## Exercise aim
Tally the lines containing the word "page", and report the tally alone.

## Stored records
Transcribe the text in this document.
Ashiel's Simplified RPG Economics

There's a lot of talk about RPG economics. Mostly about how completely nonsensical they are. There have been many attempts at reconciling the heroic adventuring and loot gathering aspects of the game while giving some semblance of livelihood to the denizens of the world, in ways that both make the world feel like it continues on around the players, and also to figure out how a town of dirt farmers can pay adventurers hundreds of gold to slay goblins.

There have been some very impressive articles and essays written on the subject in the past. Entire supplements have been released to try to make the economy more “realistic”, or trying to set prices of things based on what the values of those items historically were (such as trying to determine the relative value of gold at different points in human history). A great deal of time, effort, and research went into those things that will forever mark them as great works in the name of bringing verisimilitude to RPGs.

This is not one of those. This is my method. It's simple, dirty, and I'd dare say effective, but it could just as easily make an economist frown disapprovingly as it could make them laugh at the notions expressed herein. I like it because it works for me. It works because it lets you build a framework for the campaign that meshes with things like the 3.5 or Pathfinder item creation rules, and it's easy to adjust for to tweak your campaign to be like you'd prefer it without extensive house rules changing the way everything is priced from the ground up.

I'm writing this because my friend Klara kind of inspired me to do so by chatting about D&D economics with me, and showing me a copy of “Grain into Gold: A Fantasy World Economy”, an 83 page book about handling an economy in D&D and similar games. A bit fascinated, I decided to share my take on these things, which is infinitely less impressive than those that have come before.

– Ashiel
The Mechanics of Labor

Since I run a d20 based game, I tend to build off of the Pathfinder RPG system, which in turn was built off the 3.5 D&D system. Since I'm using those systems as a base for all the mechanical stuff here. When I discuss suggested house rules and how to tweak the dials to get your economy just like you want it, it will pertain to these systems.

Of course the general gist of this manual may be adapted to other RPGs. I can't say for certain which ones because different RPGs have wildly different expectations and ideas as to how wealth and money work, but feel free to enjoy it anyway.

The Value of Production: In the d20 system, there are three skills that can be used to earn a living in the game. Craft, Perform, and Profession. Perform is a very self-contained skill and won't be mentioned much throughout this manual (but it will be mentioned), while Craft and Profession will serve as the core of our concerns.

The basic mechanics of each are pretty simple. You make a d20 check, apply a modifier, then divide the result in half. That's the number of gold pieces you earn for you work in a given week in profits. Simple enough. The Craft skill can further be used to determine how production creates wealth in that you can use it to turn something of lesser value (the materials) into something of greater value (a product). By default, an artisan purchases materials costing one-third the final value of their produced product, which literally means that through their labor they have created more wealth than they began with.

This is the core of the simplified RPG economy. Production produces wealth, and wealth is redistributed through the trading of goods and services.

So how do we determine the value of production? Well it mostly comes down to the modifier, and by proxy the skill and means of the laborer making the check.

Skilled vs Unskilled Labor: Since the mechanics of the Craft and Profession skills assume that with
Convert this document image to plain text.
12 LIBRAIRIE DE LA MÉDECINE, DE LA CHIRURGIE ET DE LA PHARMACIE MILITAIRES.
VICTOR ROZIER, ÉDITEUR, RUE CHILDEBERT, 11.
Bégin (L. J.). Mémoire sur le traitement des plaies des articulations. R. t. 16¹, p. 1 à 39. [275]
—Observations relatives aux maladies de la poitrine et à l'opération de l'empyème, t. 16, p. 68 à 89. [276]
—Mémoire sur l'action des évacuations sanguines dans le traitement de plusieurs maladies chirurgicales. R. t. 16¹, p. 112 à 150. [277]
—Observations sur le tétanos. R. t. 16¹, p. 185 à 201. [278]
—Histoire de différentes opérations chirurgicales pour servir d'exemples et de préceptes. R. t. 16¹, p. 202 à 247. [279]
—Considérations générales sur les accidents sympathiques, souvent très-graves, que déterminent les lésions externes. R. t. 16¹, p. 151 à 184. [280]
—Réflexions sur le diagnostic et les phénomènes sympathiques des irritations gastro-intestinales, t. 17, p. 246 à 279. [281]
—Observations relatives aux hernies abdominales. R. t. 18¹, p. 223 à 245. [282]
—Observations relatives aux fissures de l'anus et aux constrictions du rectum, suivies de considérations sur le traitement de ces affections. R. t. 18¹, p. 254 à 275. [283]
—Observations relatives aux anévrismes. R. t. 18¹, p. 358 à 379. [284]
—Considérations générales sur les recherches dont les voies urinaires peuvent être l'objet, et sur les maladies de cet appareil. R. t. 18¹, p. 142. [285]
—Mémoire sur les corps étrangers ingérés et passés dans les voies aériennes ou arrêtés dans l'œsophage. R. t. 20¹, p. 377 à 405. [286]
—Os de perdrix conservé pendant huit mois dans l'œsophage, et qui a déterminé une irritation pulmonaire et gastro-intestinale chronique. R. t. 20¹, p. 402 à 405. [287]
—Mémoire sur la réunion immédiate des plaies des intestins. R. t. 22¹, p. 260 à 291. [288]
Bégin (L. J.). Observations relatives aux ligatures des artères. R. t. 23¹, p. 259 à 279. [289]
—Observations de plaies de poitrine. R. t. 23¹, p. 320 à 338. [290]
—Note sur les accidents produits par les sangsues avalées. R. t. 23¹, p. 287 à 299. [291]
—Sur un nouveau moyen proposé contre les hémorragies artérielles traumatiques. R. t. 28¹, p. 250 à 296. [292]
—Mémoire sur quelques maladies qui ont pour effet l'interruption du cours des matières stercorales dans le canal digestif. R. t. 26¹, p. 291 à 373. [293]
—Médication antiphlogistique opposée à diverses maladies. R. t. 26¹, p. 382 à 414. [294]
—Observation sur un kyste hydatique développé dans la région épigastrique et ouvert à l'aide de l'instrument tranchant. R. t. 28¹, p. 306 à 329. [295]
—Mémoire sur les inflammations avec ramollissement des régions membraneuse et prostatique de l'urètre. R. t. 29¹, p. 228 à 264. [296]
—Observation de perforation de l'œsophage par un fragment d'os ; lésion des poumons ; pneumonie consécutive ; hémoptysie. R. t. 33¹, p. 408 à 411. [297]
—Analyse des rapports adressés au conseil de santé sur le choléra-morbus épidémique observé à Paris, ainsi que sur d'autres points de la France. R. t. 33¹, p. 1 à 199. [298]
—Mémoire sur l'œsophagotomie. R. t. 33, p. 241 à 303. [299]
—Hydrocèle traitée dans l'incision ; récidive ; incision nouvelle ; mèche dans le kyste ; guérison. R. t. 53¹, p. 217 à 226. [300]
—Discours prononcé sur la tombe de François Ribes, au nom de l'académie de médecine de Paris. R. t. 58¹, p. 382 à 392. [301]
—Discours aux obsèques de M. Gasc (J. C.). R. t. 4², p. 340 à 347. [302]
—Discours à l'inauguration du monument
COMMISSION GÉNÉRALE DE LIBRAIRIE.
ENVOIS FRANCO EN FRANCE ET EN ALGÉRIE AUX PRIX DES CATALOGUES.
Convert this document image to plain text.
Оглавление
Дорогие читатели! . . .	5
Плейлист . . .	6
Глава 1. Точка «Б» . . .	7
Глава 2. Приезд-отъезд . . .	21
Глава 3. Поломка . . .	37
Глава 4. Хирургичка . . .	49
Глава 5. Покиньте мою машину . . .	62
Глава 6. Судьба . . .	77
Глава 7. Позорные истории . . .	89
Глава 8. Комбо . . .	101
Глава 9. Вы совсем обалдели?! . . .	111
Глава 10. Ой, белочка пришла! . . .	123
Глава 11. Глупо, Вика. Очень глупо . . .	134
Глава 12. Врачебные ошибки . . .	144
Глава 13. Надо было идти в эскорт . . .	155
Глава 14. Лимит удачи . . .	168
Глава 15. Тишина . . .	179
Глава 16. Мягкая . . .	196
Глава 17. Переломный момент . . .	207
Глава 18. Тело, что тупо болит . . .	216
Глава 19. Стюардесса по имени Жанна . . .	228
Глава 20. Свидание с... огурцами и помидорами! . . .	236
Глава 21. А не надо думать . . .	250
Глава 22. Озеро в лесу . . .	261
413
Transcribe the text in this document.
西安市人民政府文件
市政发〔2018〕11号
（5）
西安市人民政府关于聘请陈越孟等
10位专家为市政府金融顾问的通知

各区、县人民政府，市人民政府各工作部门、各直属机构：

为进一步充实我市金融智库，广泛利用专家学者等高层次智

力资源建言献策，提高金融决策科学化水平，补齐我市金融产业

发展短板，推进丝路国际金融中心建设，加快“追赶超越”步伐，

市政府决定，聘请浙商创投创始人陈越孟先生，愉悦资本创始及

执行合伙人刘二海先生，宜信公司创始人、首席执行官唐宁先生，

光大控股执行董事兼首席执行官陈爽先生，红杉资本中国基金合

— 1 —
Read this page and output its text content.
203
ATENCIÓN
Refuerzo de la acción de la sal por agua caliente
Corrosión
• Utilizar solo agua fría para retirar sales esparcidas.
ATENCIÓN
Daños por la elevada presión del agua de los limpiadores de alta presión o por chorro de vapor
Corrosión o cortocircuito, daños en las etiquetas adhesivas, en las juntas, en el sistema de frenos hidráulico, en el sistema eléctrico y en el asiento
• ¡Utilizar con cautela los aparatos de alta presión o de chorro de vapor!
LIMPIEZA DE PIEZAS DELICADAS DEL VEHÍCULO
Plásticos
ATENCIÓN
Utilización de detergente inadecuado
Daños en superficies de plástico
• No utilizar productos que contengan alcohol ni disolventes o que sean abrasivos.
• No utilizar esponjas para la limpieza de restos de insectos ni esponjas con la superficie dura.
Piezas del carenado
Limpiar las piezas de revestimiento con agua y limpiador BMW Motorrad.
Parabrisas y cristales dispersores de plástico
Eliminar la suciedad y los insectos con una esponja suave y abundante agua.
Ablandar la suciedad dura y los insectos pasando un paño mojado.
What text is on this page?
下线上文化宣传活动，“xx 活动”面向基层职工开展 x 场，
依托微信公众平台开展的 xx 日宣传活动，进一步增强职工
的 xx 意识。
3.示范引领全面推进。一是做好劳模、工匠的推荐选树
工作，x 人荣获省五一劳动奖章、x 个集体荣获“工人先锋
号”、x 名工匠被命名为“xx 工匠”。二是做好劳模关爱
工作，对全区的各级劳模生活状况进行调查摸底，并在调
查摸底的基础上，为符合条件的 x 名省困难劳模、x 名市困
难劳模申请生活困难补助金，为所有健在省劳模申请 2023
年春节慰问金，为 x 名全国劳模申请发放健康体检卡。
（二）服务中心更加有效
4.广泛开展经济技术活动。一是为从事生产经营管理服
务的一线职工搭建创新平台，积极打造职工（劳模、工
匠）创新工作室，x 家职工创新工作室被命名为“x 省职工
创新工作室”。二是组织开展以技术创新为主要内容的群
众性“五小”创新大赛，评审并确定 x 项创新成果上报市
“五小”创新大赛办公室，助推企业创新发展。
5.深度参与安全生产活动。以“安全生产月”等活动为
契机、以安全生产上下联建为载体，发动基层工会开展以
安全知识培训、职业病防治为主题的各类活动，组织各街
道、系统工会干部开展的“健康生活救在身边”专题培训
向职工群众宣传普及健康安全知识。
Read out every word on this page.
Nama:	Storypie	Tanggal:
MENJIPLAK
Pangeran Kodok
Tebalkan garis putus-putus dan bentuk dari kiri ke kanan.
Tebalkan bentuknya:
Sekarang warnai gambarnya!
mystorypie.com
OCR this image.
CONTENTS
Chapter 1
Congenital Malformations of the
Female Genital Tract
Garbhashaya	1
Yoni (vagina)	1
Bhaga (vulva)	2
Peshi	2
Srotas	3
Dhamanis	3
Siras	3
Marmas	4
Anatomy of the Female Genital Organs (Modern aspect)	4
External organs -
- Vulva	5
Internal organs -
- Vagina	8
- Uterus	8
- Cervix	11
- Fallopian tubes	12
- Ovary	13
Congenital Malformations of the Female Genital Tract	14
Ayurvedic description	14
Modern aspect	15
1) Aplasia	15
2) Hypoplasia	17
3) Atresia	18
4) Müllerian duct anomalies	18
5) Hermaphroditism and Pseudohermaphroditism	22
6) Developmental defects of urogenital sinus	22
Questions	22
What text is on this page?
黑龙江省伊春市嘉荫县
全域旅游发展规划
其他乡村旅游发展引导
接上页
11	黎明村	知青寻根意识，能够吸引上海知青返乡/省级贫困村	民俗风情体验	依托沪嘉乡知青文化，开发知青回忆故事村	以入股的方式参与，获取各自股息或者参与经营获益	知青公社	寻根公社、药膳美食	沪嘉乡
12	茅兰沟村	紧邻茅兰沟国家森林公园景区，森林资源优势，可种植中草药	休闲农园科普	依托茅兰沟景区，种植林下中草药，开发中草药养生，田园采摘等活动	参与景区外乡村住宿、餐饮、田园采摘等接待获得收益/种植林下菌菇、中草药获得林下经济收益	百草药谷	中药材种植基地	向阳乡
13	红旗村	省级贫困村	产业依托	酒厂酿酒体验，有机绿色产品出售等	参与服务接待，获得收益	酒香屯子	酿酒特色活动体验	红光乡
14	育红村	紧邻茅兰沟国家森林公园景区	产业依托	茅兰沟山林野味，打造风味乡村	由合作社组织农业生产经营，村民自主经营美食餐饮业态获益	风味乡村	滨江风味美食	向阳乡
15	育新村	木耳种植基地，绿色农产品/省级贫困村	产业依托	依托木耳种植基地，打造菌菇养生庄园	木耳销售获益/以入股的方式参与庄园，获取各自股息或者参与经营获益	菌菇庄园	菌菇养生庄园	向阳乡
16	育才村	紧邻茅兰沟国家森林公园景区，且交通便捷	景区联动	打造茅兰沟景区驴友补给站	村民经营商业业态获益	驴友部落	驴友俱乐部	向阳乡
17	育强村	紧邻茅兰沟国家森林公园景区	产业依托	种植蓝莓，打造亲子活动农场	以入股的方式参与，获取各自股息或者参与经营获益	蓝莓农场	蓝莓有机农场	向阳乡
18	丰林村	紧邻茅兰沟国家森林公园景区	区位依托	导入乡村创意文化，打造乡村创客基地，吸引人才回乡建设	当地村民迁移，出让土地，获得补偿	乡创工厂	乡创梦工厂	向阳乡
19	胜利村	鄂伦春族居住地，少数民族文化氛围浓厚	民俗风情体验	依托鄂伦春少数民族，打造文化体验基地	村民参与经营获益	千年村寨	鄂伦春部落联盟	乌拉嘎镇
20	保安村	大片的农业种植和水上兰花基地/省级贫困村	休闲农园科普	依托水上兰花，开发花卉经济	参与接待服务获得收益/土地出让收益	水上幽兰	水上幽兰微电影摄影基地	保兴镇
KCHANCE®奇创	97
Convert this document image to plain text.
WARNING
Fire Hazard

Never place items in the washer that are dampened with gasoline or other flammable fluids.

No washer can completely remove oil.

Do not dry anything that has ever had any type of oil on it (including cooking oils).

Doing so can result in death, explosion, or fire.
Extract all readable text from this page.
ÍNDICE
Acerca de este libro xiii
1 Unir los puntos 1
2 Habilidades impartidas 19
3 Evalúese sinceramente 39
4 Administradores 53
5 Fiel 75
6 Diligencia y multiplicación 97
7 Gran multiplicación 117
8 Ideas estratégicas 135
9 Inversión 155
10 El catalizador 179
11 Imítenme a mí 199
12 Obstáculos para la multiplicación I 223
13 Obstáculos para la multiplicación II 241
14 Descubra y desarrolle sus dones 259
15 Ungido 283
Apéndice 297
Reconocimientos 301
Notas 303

## Exercise result
6